What the task requires:
Please copy the lines below verbatim, starting at the line that contains "cancel-button[interactable]: Annuler: [885, 456, 988, 487]" and ending after the line that contains "chevron-down-icon: [496, 204, 510, 213]".

Collected data:

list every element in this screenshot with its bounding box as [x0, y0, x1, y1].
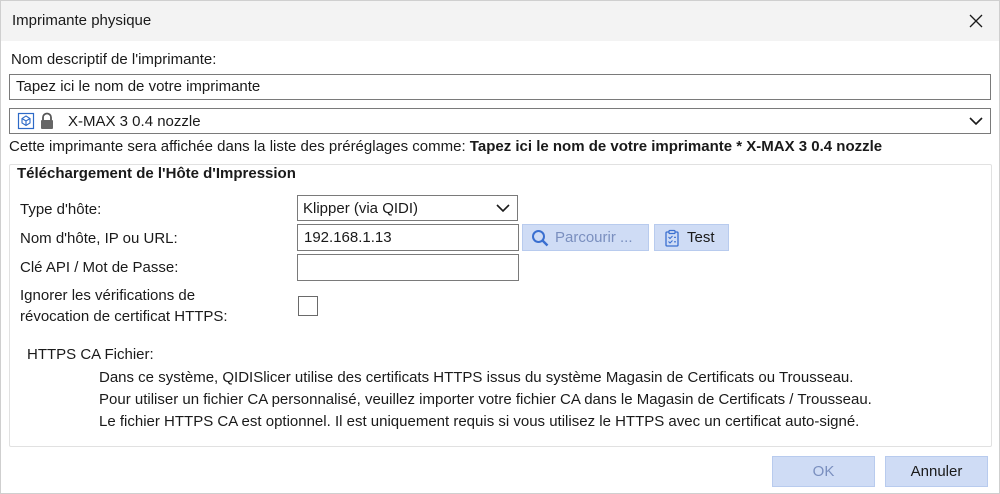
cancel-button[interactable]: Annuler: [885, 456, 988, 487]
ca-info-line: Le fichier HTTPS CA est optionnel. Il es…: [99, 413, 860, 430]
api-key-label: Clé API / Mot de Passe:: [20, 259, 179, 276]
close-button[interactable]: [953, 1, 999, 41]
hostname-input[interactable]: 192.168.1.13: [297, 224, 519, 251]
ignore-revocation-checkbox[interactable]: [298, 296, 318, 316]
printer-preset-icon: [17, 112, 35, 130]
hostname-label: Nom d'hôte, IP ou URL:: [20, 230, 178, 247]
ok-button[interactable]: OK: [772, 456, 875, 487]
lock-icon: [41, 112, 53, 129]
api-key-input[interactable]: [297, 254, 519, 281]
preset-preview-text: Cette imprimante sera affichée dans la l…: [9, 138, 882, 155]
test-button-label: Test: [687, 229, 715, 246]
printer-preset-value: X-MAX 3 0.4 nozzle: [68, 113, 201, 130]
print-host-group-title: Téléchargement de l'Hôte d'Impression: [17, 165, 300, 182]
chevron-down-icon: [496, 204, 510, 213]
title-bar: Imprimante physique: [1, 1, 999, 41]
browse-button-label: Parcourir ...: [555, 229, 633, 246]
test-clipboard-icon: [665, 229, 679, 247]
browse-button[interactable]: Parcourir ...: [522, 224, 649, 251]
search-icon: [532, 229, 549, 246]
close-icon: [969, 14, 983, 28]
ignore-revocation-label-line2: révocation de certificat HTTPS:: [20, 308, 228, 325]
host-type-label: Type d'hôte:: [20, 201, 102, 218]
ca-info-line: Dans ce système, QIDISlicer utilise des …: [99, 369, 854, 386]
preview-prefix: Cette imprimante sera affichée dans la l…: [9, 138, 466, 155]
printer-name-label: Nom descriptif de l'imprimante:: [11, 51, 217, 68]
host-type-value: Klipper (via QIDI): [303, 200, 419, 217]
printer-name-input[interactable]: Tapez ici le nom de votre imprimante: [9, 74, 991, 100]
printer-preset-select[interactable]: X-MAX 3 0.4 nozzle: [9, 108, 991, 134]
test-button[interactable]: Test: [654, 224, 729, 251]
https-ca-file-label: HTTPS CA Fichier:: [27, 346, 154, 363]
physical-printer-dialog: Imprimante physique Nom descriptif de l'…: [0, 0, 1000, 494]
preview-value: Tapez ici le nom de votre imprimante * X…: [469, 138, 883, 155]
ignore-revocation-label-line1: Ignorer les vérifications de: [20, 287, 196, 304]
chevron-down-icon: [969, 117, 983, 126]
window-title: Imprimante physique: [12, 12, 152, 29]
ca-info-line: Pour utiliser un fichier CA personnalisé…: [99, 391, 872, 408]
host-type-select[interactable]: Klipper (via QIDI): [297, 195, 518, 221]
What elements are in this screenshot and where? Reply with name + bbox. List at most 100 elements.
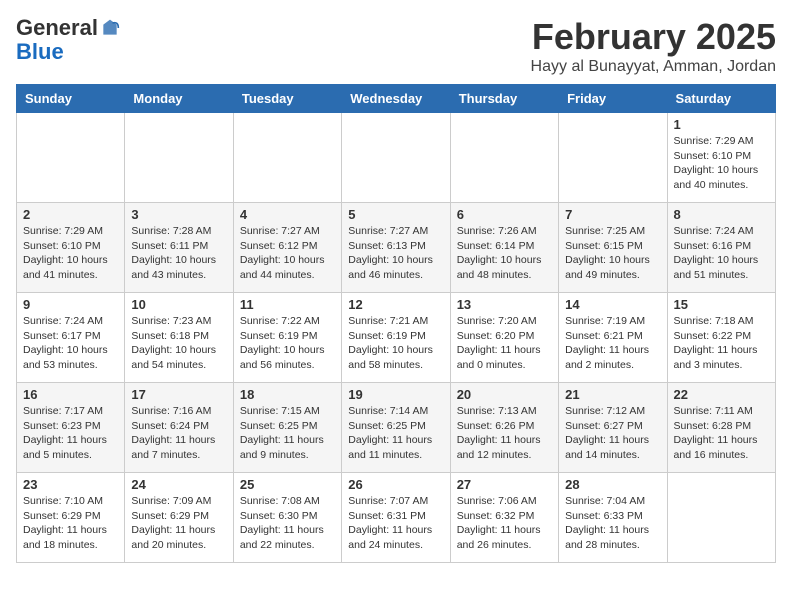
day-info: Sunrise: 7:11 AM Sunset: 6:28 PM Dayligh…: [674, 404, 769, 463]
day-number: 20: [457, 387, 552, 402]
day-number: 15: [674, 297, 769, 312]
weekday-header: Saturday: [667, 85, 775, 113]
day-number: 19: [348, 387, 443, 402]
calendar-cell: 20 Sunrise: 7:13 AM Sunset: 6:26 PM Dayli…: [450, 383, 558, 473]
weekday-header: Wednesday: [342, 85, 450, 113]
calendar-cell: 4 Sunrise: 7:27 AM Sunset: 6:12 PM Daylig…: [233, 203, 341, 293]
day-info: Sunrise: 7:17 AM Sunset: 6:23 PM Dayligh…: [23, 404, 118, 463]
calendar-cell: 6 Sunrise: 7:26 AM Sunset: 6:14 PM Daylig…: [450, 203, 558, 293]
calendar-cell: 15 Sunrise: 7:18 AM Sunset: 6:22 PM Dayli…: [667, 293, 775, 383]
day-info: Sunrise: 7:27 AM Sunset: 6:13 PM Dayligh…: [348, 224, 443, 283]
logo-blue: Blue: [16, 40, 120, 64]
calendar-cell: [667, 473, 775, 563]
calendar-cell: 16 Sunrise: 7:17 AM Sunset: 6:23 PM Dayli…: [17, 383, 125, 473]
calendar-cell: 7 Sunrise: 7:25 AM Sunset: 6:15 PM Daylig…: [559, 203, 667, 293]
calendar-cell: 18 Sunrise: 7:15 AM Sunset: 6:25 PM Dayli…: [233, 383, 341, 473]
title-block: February 2025 Hayy al Bunayyat, Amman, J…: [531, 16, 776, 76]
day-info: Sunrise: 7:04 AM Sunset: 6:33 PM Dayligh…: [565, 494, 660, 553]
day-number: 12: [348, 297, 443, 312]
day-info: Sunrise: 7:12 AM Sunset: 6:27 PM Dayligh…: [565, 404, 660, 463]
day-number: 4: [240, 207, 335, 222]
day-number: 2: [23, 207, 118, 222]
weekday-header: Tuesday: [233, 85, 341, 113]
day-info: Sunrise: 7:21 AM Sunset: 6:19 PM Dayligh…: [348, 314, 443, 373]
day-info: Sunrise: 7:13 AM Sunset: 6:26 PM Dayligh…: [457, 404, 552, 463]
logo: General Blue: [16, 16, 120, 64]
day-number: 24: [131, 477, 226, 492]
calendar-cell: 1Sunrise: 7:29 AM Sunset: 6:10 PM Daylig…: [667, 113, 775, 203]
day-number: 8: [674, 207, 769, 222]
day-info: Sunrise: 7:24 AM Sunset: 6:17 PM Dayligh…: [23, 314, 118, 373]
day-number: 27: [457, 477, 552, 492]
day-info: Sunrise: 7:29 AM Sunset: 6:10 PM Dayligh…: [23, 224, 118, 283]
day-number: 26: [348, 477, 443, 492]
month-title: February 2025: [531, 16, 776, 58]
day-info: Sunrise: 7:14 AM Sunset: 6:25 PM Dayligh…: [348, 404, 443, 463]
calendar-cell: 5 Sunrise: 7:27 AM Sunset: 6:13 PM Daylig…: [342, 203, 450, 293]
day-number: 3: [131, 207, 226, 222]
day-info: Sunrise: 7:16 AM Sunset: 6:24 PM Dayligh…: [131, 404, 226, 463]
calendar-cell: 13 Sunrise: 7:20 AM Sunset: 6:20 PM Dayli…: [450, 293, 558, 383]
day-number: 21: [565, 387, 660, 402]
day-info: Sunrise: 7:26 AM Sunset: 6:14 PM Dayligh…: [457, 224, 552, 283]
day-info: Sunrise: 7:29 AM Sunset: 6:10 PM Dayligh…: [674, 134, 769, 193]
day-info: Sunrise: 7:18 AM Sunset: 6:22 PM Dayligh…: [674, 314, 769, 373]
calendar-cell: [342, 113, 450, 203]
calendar-header: SundayMondayTuesdayWednesdayThursdayFrid…: [17, 85, 776, 113]
day-info: Sunrise: 7:20 AM Sunset: 6:20 PM Dayligh…: [457, 314, 552, 373]
day-number: 5: [348, 207, 443, 222]
calendar-row: 1Sunrise: 7:29 AM Sunset: 6:10 PM Daylig…: [17, 113, 776, 203]
day-info: Sunrise: 7:10 AM Sunset: 6:29 PM Dayligh…: [23, 494, 118, 553]
day-number: 17: [131, 387, 226, 402]
day-number: 7: [565, 207, 660, 222]
calendar-cell: 23Sunrise: 7:10 AM Sunset: 6:29 PM Dayli…: [17, 473, 125, 563]
day-info: Sunrise: 7:09 AM Sunset: 6:29 PM Dayligh…: [131, 494, 226, 553]
calendar-cell: 14 Sunrise: 7:19 AM Sunset: 6:21 PM Dayli…: [559, 293, 667, 383]
day-info: Sunrise: 7:06 AM Sunset: 6:32 PM Dayligh…: [457, 494, 552, 553]
day-info: Sunrise: 7:25 AM Sunset: 6:15 PM Dayligh…: [565, 224, 660, 283]
calendar-cell: 11 Sunrise: 7:22 AM Sunset: 6:19 PM Dayli…: [233, 293, 341, 383]
day-info: Sunrise: 7:08 AM Sunset: 6:30 PM Dayligh…: [240, 494, 335, 553]
calendar-cell: 12 Sunrise: 7:21 AM Sunset: 6:19 PM Dayli…: [342, 293, 450, 383]
calendar-cell: 28 Sunrise: 7:04 AM Sunset: 6:33 PM Dayli…: [559, 473, 667, 563]
day-number: 18: [240, 387, 335, 402]
day-info: Sunrise: 7:24 AM Sunset: 6:16 PM Dayligh…: [674, 224, 769, 283]
day-number: 9: [23, 297, 118, 312]
day-info: Sunrise: 7:27 AM Sunset: 6:12 PM Dayligh…: [240, 224, 335, 283]
calendar-cell: 8 Sunrise: 7:24 AM Sunset: 6:16 PM Daylig…: [667, 203, 775, 293]
weekday-header: Monday: [125, 85, 233, 113]
day-number: 28: [565, 477, 660, 492]
day-number: 13: [457, 297, 552, 312]
calendar-cell: 19 Sunrise: 7:14 AM Sunset: 6:25 PM Dayli…: [342, 383, 450, 473]
day-info: Sunrise: 7:19 AM Sunset: 6:21 PM Dayligh…: [565, 314, 660, 373]
calendar-cell: 3 Sunrise: 7:28 AM Sunset: 6:11 PM Daylig…: [125, 203, 233, 293]
day-info: Sunrise: 7:23 AM Sunset: 6:18 PM Dayligh…: [131, 314, 226, 373]
calendar-cell: 27 Sunrise: 7:06 AM Sunset: 6:32 PM Dayli…: [450, 473, 558, 563]
day-info: Sunrise: 7:07 AM Sunset: 6:31 PM Dayligh…: [348, 494, 443, 553]
calendar-row: 9 Sunrise: 7:24 AM Sunset: 6:17 PM Daylig…: [17, 293, 776, 383]
day-info: Sunrise: 7:15 AM Sunset: 6:25 PM Dayligh…: [240, 404, 335, 463]
calendar-cell: 25 Sunrise: 7:08 AM Sunset: 6:30 PM Dayli…: [233, 473, 341, 563]
weekday-header: Friday: [559, 85, 667, 113]
calendar-cell: [17, 113, 125, 203]
calendar-cell: 2 Sunrise: 7:29 AM Sunset: 6:10 PM Daylig…: [17, 203, 125, 293]
day-number: 6: [457, 207, 552, 222]
calendar-cell: 9 Sunrise: 7:24 AM Sunset: 6:17 PM Daylig…: [17, 293, 125, 383]
day-number: 25: [240, 477, 335, 492]
calendar-cell: [125, 113, 233, 203]
calendar-cell: [233, 113, 341, 203]
calendar-cell: [559, 113, 667, 203]
weekday-header: Thursday: [450, 85, 558, 113]
day-number: 11: [240, 297, 335, 312]
weekday-header: Sunday: [17, 85, 125, 113]
calendar-row: 2 Sunrise: 7:29 AM Sunset: 6:10 PM Daylig…: [17, 203, 776, 293]
day-info: Sunrise: 7:22 AM Sunset: 6:19 PM Dayligh…: [240, 314, 335, 373]
day-info: Sunrise: 7:28 AM Sunset: 6:11 PM Dayligh…: [131, 224, 226, 283]
calendar-cell: 21 Sunrise: 7:12 AM Sunset: 6:27 PM Dayli…: [559, 383, 667, 473]
calendar-cell: 17 Sunrise: 7:16 AM Sunset: 6:24 PM Dayli…: [125, 383, 233, 473]
calendar-row: 16 Sunrise: 7:17 AM Sunset: 6:23 PM Dayli…: [17, 383, 776, 473]
location-subtitle: Hayy al Bunayyat, Amman, Jordan: [531, 58, 776, 76]
day-number: 16: [23, 387, 118, 402]
day-number: 14: [565, 297, 660, 312]
calendar-cell: 24 Sunrise: 7:09 AM Sunset: 6:29 PM Dayli…: [125, 473, 233, 563]
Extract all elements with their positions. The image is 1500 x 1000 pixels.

Reply to the exercise:
cancel-button[interactable]: Annuler: [885, 456, 988, 487]
ca-info-line: Le fichier HTTPS CA est optionnel. Il es…: [99, 413, 860, 430]
api-key-label: Clé API / Mot de Passe:: [20, 259, 179, 276]
close-button[interactable]: [953, 1, 999, 41]
hostname-input[interactable]: 192.168.1.13: [297, 224, 519, 251]
ignore-revocation-checkbox[interactable]: [298, 296, 318, 316]
printer-preset-icon: [17, 112, 35, 130]
hostname-label: Nom d'hôte, IP ou URL:: [20, 230, 178, 247]
ok-button[interactable]: OK: [772, 456, 875, 487]
lock-icon: [41, 112, 53, 129]
api-key-input[interactable]: [297, 254, 519, 281]
preset-preview-text: Cette imprimante sera affichée dans la l…: [9, 138, 882, 155]
test-button-label: Test: [687, 229, 715, 246]
printer-preset-value: X-MAX 3 0.4 nozzle: [68, 113, 201, 130]
print-host-group-title: Téléchargement de l'Hôte d'Impression: [17, 165, 300, 182]
chevron-down-icon: [496, 204, 510, 213]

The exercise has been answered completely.